--- Start DATA LINES ---

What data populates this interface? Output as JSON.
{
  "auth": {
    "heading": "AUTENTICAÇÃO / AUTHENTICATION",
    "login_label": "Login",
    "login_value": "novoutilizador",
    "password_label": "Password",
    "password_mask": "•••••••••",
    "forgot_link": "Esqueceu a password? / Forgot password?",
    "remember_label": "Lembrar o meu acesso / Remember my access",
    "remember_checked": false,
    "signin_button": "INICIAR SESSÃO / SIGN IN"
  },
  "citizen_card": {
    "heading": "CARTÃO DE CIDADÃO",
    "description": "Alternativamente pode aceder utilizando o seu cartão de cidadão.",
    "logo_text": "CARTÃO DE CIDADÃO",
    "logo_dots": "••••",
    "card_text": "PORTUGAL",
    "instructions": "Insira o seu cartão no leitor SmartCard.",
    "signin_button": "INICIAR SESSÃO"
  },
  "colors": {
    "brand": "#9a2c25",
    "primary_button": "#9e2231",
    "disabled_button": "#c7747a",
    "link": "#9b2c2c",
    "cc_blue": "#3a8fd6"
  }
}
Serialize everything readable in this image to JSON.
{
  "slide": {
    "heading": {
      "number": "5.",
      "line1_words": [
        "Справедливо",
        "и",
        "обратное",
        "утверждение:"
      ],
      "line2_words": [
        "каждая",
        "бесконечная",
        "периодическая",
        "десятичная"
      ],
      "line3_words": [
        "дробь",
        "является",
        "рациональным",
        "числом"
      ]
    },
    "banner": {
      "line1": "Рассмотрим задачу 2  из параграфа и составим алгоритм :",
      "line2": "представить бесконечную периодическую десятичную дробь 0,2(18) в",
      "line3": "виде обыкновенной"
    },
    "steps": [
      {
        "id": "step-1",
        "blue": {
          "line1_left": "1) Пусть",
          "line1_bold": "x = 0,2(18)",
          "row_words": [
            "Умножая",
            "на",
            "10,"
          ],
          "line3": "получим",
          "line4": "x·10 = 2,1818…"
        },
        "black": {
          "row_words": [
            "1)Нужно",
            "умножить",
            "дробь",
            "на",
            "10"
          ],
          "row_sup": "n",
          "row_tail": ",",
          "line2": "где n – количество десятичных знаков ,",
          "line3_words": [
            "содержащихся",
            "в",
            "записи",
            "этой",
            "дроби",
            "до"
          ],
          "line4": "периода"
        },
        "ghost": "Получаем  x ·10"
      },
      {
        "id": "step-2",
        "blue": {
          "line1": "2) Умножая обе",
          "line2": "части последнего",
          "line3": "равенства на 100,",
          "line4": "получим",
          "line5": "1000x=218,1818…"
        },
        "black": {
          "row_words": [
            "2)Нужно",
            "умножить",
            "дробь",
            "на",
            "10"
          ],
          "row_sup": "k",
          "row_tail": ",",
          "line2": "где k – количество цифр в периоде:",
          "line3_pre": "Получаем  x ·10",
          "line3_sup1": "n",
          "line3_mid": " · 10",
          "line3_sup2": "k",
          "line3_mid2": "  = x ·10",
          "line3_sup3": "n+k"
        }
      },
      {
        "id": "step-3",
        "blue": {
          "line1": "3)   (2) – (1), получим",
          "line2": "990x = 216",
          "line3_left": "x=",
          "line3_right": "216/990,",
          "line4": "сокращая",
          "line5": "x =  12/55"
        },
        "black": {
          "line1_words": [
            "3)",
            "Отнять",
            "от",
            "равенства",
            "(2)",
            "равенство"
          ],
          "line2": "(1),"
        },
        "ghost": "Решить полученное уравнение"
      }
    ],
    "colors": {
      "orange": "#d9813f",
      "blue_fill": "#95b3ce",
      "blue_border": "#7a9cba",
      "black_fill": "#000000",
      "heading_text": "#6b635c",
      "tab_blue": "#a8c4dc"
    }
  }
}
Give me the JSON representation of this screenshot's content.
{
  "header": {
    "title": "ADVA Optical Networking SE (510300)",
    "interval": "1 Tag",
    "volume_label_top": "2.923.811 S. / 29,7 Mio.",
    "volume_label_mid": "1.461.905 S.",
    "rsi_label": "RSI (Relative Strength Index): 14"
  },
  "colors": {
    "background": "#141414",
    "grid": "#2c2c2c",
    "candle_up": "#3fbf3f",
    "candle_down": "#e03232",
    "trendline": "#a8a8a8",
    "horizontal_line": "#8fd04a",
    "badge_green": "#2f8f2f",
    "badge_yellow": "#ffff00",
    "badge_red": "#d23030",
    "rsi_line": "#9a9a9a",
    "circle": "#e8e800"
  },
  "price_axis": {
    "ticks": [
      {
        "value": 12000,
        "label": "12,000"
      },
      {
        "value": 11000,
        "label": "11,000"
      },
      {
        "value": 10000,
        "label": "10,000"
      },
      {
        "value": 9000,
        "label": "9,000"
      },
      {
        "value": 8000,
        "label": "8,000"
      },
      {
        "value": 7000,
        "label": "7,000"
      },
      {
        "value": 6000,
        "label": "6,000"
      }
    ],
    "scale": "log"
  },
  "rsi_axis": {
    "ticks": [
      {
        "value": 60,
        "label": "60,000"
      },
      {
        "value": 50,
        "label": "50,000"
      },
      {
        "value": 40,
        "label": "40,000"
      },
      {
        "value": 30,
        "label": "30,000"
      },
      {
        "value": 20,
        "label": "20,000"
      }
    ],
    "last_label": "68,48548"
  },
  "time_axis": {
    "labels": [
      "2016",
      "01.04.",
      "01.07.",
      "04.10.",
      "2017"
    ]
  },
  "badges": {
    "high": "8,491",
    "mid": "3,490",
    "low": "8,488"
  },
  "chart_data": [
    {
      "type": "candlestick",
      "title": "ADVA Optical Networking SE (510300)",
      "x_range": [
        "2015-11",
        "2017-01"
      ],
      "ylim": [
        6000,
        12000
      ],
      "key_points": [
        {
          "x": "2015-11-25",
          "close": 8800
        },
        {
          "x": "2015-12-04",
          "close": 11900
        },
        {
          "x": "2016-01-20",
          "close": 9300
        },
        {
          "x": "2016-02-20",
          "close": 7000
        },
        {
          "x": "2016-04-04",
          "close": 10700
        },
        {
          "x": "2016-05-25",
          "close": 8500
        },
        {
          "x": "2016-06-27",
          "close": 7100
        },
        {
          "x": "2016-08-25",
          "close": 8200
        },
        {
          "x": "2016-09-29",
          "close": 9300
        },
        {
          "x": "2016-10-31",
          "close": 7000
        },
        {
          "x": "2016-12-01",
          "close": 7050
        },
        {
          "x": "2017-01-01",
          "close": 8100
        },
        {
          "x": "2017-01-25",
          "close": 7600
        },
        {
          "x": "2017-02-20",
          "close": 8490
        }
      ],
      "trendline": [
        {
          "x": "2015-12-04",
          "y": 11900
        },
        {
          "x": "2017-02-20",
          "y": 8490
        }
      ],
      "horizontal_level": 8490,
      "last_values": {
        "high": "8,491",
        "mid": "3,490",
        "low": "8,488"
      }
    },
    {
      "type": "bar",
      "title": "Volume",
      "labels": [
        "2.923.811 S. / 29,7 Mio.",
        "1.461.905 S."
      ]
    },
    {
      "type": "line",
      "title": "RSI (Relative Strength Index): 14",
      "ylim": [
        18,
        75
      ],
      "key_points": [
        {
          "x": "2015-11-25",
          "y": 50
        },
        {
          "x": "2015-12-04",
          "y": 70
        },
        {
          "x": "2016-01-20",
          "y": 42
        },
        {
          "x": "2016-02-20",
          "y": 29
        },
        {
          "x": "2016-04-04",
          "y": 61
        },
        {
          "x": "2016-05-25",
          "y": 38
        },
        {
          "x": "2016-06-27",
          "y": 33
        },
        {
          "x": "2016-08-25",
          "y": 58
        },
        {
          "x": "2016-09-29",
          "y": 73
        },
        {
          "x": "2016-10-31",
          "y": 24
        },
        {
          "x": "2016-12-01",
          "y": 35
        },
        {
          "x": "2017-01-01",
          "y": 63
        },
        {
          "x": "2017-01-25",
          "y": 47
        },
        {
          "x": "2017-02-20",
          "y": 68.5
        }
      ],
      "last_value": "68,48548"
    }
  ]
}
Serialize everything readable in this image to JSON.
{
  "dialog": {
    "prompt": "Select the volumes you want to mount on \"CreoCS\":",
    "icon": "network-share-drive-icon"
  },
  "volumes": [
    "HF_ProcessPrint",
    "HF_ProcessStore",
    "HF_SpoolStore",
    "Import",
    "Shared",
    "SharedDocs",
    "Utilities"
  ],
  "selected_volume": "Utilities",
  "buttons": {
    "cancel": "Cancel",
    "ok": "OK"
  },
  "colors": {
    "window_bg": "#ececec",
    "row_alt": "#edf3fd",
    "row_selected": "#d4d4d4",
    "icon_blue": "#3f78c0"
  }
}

--- End DATA LINES ---

- _STATED EXERCISE_
From the entries above, select each line containing the string "Index".

- _TASK OUTPUT_
    "rsi_label": "RSI (Relative Strength Index): 14"
      "title": "RSI (Relative Strength Index): 14",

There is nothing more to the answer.